▸ **DATASET RECORDS**
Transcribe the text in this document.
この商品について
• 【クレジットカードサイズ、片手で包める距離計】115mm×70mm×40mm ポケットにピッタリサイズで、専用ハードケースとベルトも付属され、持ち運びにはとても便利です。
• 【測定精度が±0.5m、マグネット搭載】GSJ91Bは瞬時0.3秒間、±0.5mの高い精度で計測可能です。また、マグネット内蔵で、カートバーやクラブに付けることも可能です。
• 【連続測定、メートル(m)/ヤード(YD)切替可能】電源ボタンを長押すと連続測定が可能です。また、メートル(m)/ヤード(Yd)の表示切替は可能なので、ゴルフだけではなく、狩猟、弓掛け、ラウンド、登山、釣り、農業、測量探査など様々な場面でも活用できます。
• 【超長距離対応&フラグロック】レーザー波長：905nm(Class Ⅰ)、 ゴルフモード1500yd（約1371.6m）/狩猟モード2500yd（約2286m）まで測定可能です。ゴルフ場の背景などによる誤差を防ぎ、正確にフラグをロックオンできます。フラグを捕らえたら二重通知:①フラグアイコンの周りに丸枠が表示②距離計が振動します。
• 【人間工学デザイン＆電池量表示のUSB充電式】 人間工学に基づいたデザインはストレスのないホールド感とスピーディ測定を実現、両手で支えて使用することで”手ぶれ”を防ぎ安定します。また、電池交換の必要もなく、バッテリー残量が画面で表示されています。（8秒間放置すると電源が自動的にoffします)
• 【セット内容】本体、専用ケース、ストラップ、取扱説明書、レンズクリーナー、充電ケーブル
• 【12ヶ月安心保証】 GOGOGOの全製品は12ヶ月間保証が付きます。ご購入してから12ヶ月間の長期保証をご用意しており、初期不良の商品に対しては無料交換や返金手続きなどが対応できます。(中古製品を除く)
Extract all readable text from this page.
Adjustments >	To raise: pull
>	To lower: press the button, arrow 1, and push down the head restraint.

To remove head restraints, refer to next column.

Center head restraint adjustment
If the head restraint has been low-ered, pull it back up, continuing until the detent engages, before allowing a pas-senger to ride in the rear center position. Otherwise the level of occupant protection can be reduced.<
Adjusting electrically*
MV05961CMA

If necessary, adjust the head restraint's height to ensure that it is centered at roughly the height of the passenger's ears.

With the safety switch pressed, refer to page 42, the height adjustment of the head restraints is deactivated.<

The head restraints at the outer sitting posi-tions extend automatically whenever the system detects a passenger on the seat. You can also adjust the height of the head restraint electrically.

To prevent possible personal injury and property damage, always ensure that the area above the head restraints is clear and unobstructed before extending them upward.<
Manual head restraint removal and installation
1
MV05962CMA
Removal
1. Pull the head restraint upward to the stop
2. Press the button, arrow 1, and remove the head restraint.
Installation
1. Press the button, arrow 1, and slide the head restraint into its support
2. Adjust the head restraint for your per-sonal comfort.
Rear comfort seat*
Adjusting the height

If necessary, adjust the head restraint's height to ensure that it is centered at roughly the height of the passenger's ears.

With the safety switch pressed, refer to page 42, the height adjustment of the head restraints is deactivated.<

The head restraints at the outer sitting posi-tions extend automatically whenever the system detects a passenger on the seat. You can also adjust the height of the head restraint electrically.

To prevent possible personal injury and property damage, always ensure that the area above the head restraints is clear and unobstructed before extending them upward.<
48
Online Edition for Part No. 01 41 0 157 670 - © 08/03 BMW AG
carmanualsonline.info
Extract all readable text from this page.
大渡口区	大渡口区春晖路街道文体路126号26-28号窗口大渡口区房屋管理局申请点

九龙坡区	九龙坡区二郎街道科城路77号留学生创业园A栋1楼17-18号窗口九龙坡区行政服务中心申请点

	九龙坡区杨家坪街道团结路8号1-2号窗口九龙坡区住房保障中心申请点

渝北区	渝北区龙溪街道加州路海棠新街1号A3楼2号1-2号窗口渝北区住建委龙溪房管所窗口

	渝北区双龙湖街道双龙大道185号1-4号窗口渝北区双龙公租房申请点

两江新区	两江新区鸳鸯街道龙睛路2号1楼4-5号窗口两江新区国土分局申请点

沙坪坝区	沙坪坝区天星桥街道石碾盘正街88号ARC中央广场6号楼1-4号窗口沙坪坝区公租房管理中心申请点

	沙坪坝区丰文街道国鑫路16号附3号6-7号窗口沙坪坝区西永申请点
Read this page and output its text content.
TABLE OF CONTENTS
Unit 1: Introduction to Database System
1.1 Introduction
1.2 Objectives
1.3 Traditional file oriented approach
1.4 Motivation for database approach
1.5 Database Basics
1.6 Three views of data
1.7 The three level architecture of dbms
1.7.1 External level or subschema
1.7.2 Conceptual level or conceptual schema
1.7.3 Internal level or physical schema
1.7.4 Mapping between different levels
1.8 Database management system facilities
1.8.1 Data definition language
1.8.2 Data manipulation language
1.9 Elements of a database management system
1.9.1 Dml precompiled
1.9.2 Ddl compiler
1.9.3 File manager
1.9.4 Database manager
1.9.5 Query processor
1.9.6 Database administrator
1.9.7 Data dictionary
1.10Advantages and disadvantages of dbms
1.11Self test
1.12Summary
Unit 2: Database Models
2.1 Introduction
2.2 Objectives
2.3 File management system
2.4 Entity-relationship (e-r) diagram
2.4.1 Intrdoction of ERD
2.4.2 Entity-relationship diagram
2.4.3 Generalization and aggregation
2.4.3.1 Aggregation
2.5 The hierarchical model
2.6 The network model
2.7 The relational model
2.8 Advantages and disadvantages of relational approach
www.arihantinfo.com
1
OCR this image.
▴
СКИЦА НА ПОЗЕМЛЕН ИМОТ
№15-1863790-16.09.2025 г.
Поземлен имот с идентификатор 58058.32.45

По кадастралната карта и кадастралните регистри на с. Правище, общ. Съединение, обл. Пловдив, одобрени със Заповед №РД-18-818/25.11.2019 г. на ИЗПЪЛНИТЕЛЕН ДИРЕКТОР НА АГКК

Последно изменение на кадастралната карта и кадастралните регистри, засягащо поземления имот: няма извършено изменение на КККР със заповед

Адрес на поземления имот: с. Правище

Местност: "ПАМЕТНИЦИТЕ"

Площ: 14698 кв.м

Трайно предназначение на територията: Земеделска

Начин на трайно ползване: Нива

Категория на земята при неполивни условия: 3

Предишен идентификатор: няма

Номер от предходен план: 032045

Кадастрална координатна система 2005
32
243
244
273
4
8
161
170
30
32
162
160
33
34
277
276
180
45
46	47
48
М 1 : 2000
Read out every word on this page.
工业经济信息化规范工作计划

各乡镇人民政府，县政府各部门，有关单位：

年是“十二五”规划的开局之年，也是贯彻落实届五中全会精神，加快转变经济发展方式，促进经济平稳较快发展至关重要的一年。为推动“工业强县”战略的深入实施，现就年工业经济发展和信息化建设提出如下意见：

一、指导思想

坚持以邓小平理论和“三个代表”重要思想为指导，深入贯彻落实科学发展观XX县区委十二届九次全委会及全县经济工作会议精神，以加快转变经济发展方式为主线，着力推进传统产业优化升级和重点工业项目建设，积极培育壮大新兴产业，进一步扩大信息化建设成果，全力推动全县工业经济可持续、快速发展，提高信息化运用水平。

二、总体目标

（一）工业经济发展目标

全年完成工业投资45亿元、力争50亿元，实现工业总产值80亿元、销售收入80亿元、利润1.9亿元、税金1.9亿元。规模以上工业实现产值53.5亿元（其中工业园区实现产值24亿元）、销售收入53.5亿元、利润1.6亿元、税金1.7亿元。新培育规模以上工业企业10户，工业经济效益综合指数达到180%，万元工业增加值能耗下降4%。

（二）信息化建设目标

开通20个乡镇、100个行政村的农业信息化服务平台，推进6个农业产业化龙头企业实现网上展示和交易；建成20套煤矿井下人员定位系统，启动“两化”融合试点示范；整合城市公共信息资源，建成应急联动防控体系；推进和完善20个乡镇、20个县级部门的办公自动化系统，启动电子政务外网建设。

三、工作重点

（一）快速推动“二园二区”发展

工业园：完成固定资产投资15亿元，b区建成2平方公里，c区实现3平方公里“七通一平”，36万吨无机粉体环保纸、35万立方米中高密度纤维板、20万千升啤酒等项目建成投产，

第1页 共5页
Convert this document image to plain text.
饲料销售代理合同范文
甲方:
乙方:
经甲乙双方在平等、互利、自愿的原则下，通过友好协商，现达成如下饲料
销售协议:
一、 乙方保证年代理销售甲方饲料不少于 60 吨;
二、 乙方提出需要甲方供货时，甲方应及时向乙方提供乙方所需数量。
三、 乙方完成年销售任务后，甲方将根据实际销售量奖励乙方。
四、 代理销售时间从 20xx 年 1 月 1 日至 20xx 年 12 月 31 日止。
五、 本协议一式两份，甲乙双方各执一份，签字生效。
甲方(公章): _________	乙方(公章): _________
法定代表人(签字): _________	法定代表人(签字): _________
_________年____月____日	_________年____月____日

▸ **THE EXERCISE**
Copy each line containing the word "remove" from the data.

▸ **ANSWER IN FULL**
To remove head restraints, refer to next column.
2. Press the button, arrow 1, and remove the head restraint.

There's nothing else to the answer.